==== RECORDED INFORMATION
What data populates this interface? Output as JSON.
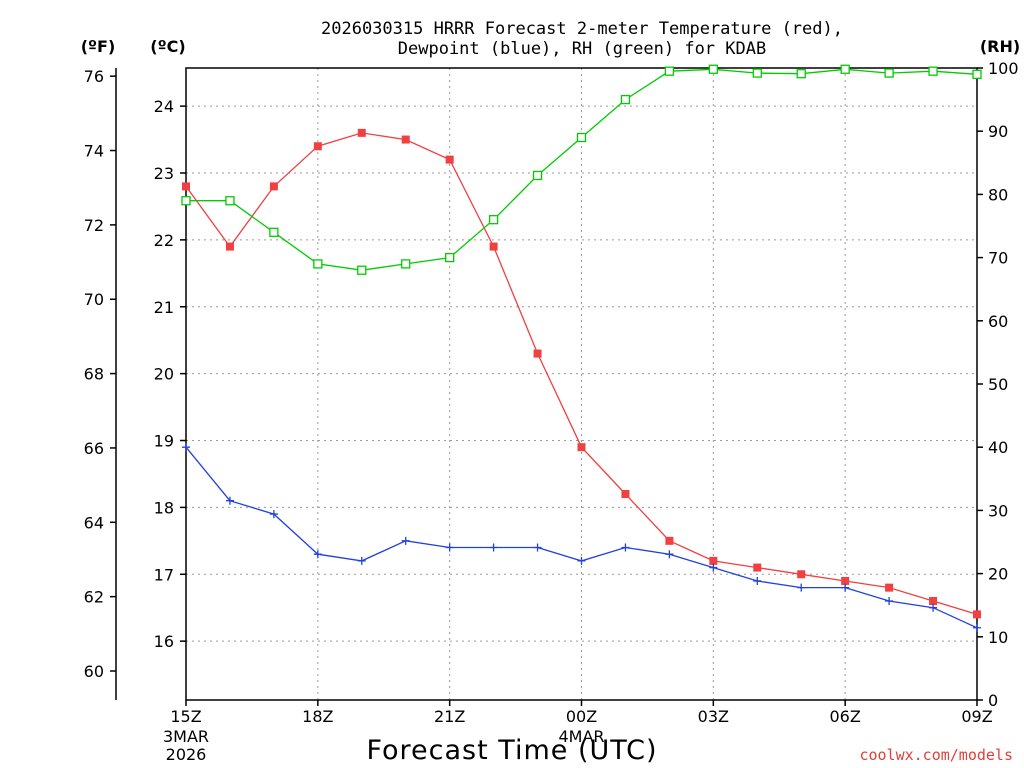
{
  "chart_data": {
    "type": "line",
    "title_lines": [
      "2026030315 HRRR Forecast 2-meter Temperature (red),",
      "Dewpoint (blue), RH (green) for KDAB"
    ],
    "unit_labels": {
      "fahrenheit": "(ºF)",
      "celsius": "(ºC)",
      "rh": "(RH)"
    },
    "xlabel": "Forecast Time (UTC)",
    "credit": "coolwx.com/models",
    "x_hours": [
      0,
      1,
      2,
      3,
      4,
      5,
      6,
      7,
      8,
      9,
      10,
      11,
      12,
      13,
      14,
      15,
      16,
      17,
      18
    ],
    "x_ticks": [
      {
        "hour": 0,
        "label": "15Z",
        "sub": [
          "3MAR",
          "2026"
        ]
      },
      {
        "hour": 3,
        "label": "18Z",
        "sub": []
      },
      {
        "hour": 6,
        "label": "21Z",
        "sub": []
      },
      {
        "hour": 9,
        "label": "00Z",
        "sub": [
          "4MAR"
        ]
      },
      {
        "hour": 12,
        "label": "03Z",
        "sub": []
      },
      {
        "hour": 15,
        "label": "06Z",
        "sub": []
      },
      {
        "hour": 18,
        "label": "09Z",
        "sub": []
      }
    ],
    "axes": {
      "fahrenheit": {
        "range": [
          59.22,
          76.22
        ],
        "ticks": [
          60,
          62,
          64,
          66,
          68,
          70,
          72,
          74,
          76
        ]
      },
      "celsius": {
        "range": [
          15.12,
          24.57
        ],
        "ticks": [
          16,
          17,
          18,
          19,
          20,
          21,
          22,
          23,
          24
        ]
      },
      "rh": {
        "range": [
          0,
          100
        ],
        "ticks": [
          0,
          10,
          20,
          30,
          40,
          50,
          60,
          70,
          80,
          90,
          100
        ]
      }
    },
    "series": [
      {
        "name": "Temperature",
        "color": "#f04040",
        "axis": "celsius",
        "marker": "filled-square",
        "values": [
          22.8,
          21.9,
          22.8,
          23.4,
          23.6,
          23.5,
          23.2,
          21.9,
          20.3,
          18.9,
          18.2,
          17.5,
          17.2,
          17.1,
          17.0,
          16.9,
          16.8,
          16.6,
          16.4
        ]
      },
      {
        "name": "Dewpoint",
        "color": "#2040e0",
        "axis": "celsius",
        "marker": "plus",
        "values": [
          18.9,
          18.1,
          17.9,
          17.3,
          17.2,
          17.5,
          17.4,
          17.4,
          17.4,
          17.2,
          17.4,
          17.3,
          17.1,
          16.9,
          16.8,
          16.8,
          16.6,
          16.5,
          16.2
        ]
      },
      {
        "name": "RH",
        "color": "#00cc00",
        "axis": "rh",
        "marker": "open-square",
        "values": [
          79,
          79,
          74,
          69,
          68,
          69,
          70,
          76,
          83,
          89,
          95,
          99.5,
          99.8,
          99.2,
          99.1,
          99.8,
          99.2,
          99.5,
          99.0
        ]
      }
    ]
  }
}
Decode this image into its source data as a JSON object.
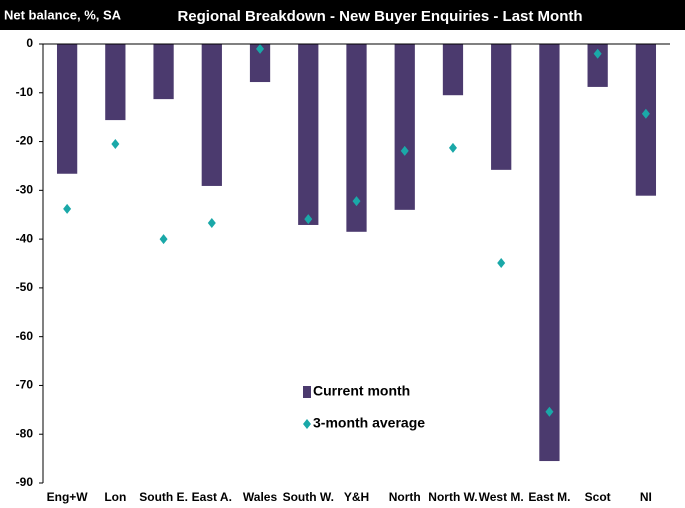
{
  "chart_data": {
    "type": "bar",
    "title": "Regional Breakdown - New Buyer Enquiries - Last Month",
    "y_label": "Net balance, %, SA",
    "categories": [
      "Eng+W",
      "Lon",
      "South E.",
      "East A.",
      "Wales",
      "South W.",
      "Y&H",
      "North",
      "North W.",
      "West M.",
      "East M.",
      "Scot",
      "NI"
    ],
    "series": [
      {
        "name": "Current month",
        "type": "bar",
        "color": "#4b3a6e",
        "values": [
          -26.6,
          -15.6,
          -11.3,
          -29.1,
          -7.8,
          -37.1,
          -38.5,
          -34.0,
          -10.5,
          -25.8,
          -85.5,
          -8.8,
          -31.1
        ]
      },
      {
        "name": "3-month average",
        "type": "scatter",
        "color": "#1aa8a8",
        "values": [
          -33.8,
          -20.5,
          -40,
          -36.7,
          -1,
          -35.9,
          -32.2,
          -21.9,
          -21.3,
          -44.9,
          -75.4,
          -2,
          -14.3
        ]
      }
    ],
    "ylim": [
      -90,
      0
    ],
    "yticks": [
      0,
      -10,
      -20,
      -30,
      -40,
      -50,
      -60,
      -70,
      -80,
      -90
    ],
    "grid": false,
    "legend": "bottom-center"
  }
}
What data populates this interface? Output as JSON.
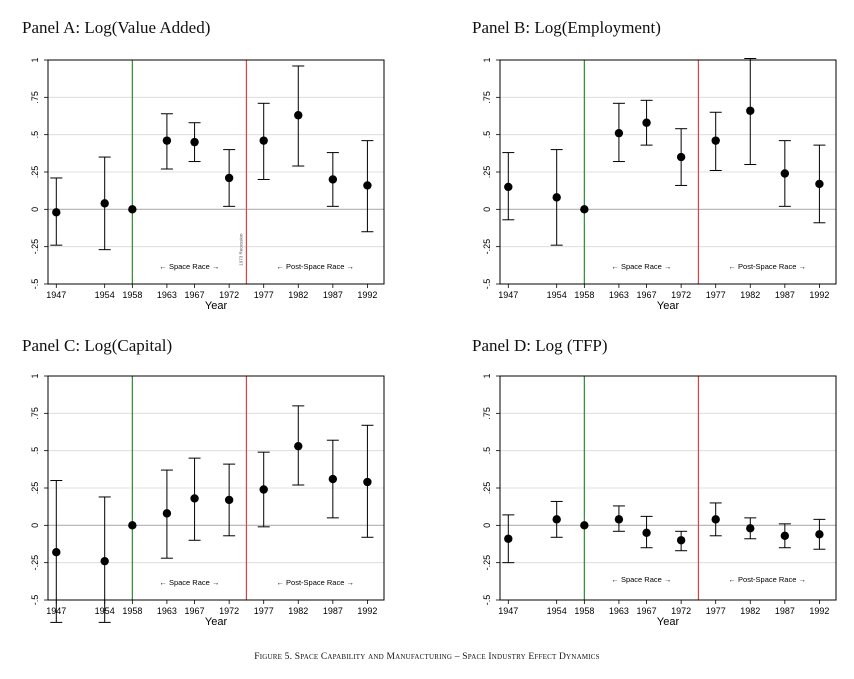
{
  "figure_caption": "Figure 5. Space Capability and Manufacturing – Space Industry Effect Dynamics",
  "colors": {
    "green_line": "#2e8b2e",
    "red_line": "#e04040",
    "grid": "#d9d9d9",
    "zero": "#b0b0b0",
    "frame": "#000000"
  },
  "shared": {
    "xlabel": "Year",
    "x_ticks": [
      "1947",
      "1954",
      "1958",
      "1963",
      "1967",
      "1972",
      "1977",
      "1982",
      "1987",
      "1992"
    ],
    "y_ticks": [
      "1",
      ".75",
      ".5",
      ".25",
      "0",
      "-.25",
      "-.5"
    ],
    "space_race_label": "← Space Race →",
    "post_space_race_label": "Post-Space Race →",
    "post_space_race_prefix": "←",
    "panel_a_extra_label": "1973 Recession"
  },
  "chart_data": [
    {
      "type": "scatter",
      "title": "Panel A: Log(Value Added)",
      "xlabel": "Year",
      "ylim": [
        -0.5,
        1
      ],
      "vlines": {
        "green": 1958,
        "red": 1974.5
      },
      "points": [
        {
          "x": "1947",
          "y": -0.02,
          "lo": -0.24,
          "hi": 0.21
        },
        {
          "x": "1954",
          "y": 0.04,
          "lo": -0.27,
          "hi": 0.35
        },
        {
          "x": "1958",
          "y": 0.0,
          "lo": null,
          "hi": null
        },
        {
          "x": "1963",
          "y": 0.46,
          "lo": 0.27,
          "hi": 0.64
        },
        {
          "x": "1967",
          "y": 0.45,
          "lo": 0.32,
          "hi": 0.58
        },
        {
          "x": "1972",
          "y": 0.21,
          "lo": 0.02,
          "hi": 0.4
        },
        {
          "x": "1977",
          "y": 0.46,
          "lo": 0.2,
          "hi": 0.71
        },
        {
          "x": "1982",
          "y": 0.63,
          "lo": 0.29,
          "hi": 0.96
        },
        {
          "x": "1987",
          "y": 0.2,
          "lo": 0.02,
          "hi": 0.38
        },
        {
          "x": "1992",
          "y": 0.16,
          "lo": -0.15,
          "hi": 0.46
        }
      ]
    },
    {
      "type": "scatter",
      "title": "Panel B: Log(Employment)",
      "xlabel": "Year",
      "ylim": [
        -0.5,
        1
      ],
      "vlines": {
        "green": 1958,
        "red": 1974.5
      },
      "points": [
        {
          "x": "1947",
          "y": 0.15,
          "lo": -0.07,
          "hi": 0.38
        },
        {
          "x": "1954",
          "y": 0.08,
          "lo": -0.24,
          "hi": 0.4
        },
        {
          "x": "1958",
          "y": 0.0,
          "lo": null,
          "hi": null
        },
        {
          "x": "1963",
          "y": 0.51,
          "lo": 0.32,
          "hi": 0.71
        },
        {
          "x": "1967",
          "y": 0.58,
          "lo": 0.43,
          "hi": 0.73
        },
        {
          "x": "1972",
          "y": 0.35,
          "lo": 0.16,
          "hi": 0.54
        },
        {
          "x": "1977",
          "y": 0.46,
          "lo": 0.26,
          "hi": 0.65
        },
        {
          "x": "1982",
          "y": 0.66,
          "lo": 0.3,
          "hi": 1.01
        },
        {
          "x": "1987",
          "y": 0.24,
          "lo": 0.02,
          "hi": 0.46
        },
        {
          "x": "1992",
          "y": 0.17,
          "lo": -0.09,
          "hi": 0.43
        }
      ]
    },
    {
      "type": "scatter",
      "title": "Panel C: Log(Capital)",
      "xlabel": "Year",
      "ylim": [
        -0.5,
        1
      ],
      "vlines": {
        "green": 1958,
        "red": 1974.5
      },
      "points": [
        {
          "x": "1947",
          "y": -0.18,
          "lo": -0.65,
          "hi": 0.3
        },
        {
          "x": "1954",
          "y": -0.24,
          "lo": -0.65,
          "hi": 0.19
        },
        {
          "x": "1958",
          "y": 0.0,
          "lo": null,
          "hi": null
        },
        {
          "x": "1963",
          "y": 0.08,
          "lo": -0.22,
          "hi": 0.37
        },
        {
          "x": "1967",
          "y": 0.18,
          "lo": -0.1,
          "hi": 0.45
        },
        {
          "x": "1972",
          "y": 0.17,
          "lo": -0.07,
          "hi": 0.41
        },
        {
          "x": "1977",
          "y": 0.24,
          "lo": -0.01,
          "hi": 0.49
        },
        {
          "x": "1982",
          "y": 0.53,
          "lo": 0.27,
          "hi": 0.8
        },
        {
          "x": "1987",
          "y": 0.31,
          "lo": 0.05,
          "hi": 0.57
        },
        {
          "x": "1992",
          "y": 0.29,
          "lo": -0.08,
          "hi": 0.67
        }
      ]
    },
    {
      "type": "scatter",
      "title": "Panel D: Log (TFP)",
      "xlabel": "Year",
      "ylim": [
        -0.5,
        1
      ],
      "vlines": {
        "green": 1958,
        "red": 1974.5
      },
      "points": [
        {
          "x": "1947",
          "y": -0.09,
          "lo": -0.25,
          "hi": 0.07
        },
        {
          "x": "1954",
          "y": 0.04,
          "lo": -0.08,
          "hi": 0.16
        },
        {
          "x": "1958",
          "y": 0.0,
          "lo": null,
          "hi": null
        },
        {
          "x": "1963",
          "y": 0.04,
          "lo": -0.04,
          "hi": 0.13
        },
        {
          "x": "1967",
          "y": -0.05,
          "lo": -0.15,
          "hi": 0.06
        },
        {
          "x": "1972",
          "y": -0.1,
          "lo": -0.17,
          "hi": -0.04
        },
        {
          "x": "1977",
          "y": 0.04,
          "lo": -0.07,
          "hi": 0.15
        },
        {
          "x": "1982",
          "y": -0.02,
          "lo": -0.09,
          "hi": 0.05
        },
        {
          "x": "1987",
          "y": -0.07,
          "lo": -0.15,
          "hi": 0.01
        },
        {
          "x": "1992",
          "y": -0.06,
          "lo": -0.16,
          "hi": 0.04
        }
      ]
    }
  ]
}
========
List all lines in the material containing the string "Temperature".

      "2026030315 HRRR Forecast 2-meter Temperature (red),",
        "name": "Temperature",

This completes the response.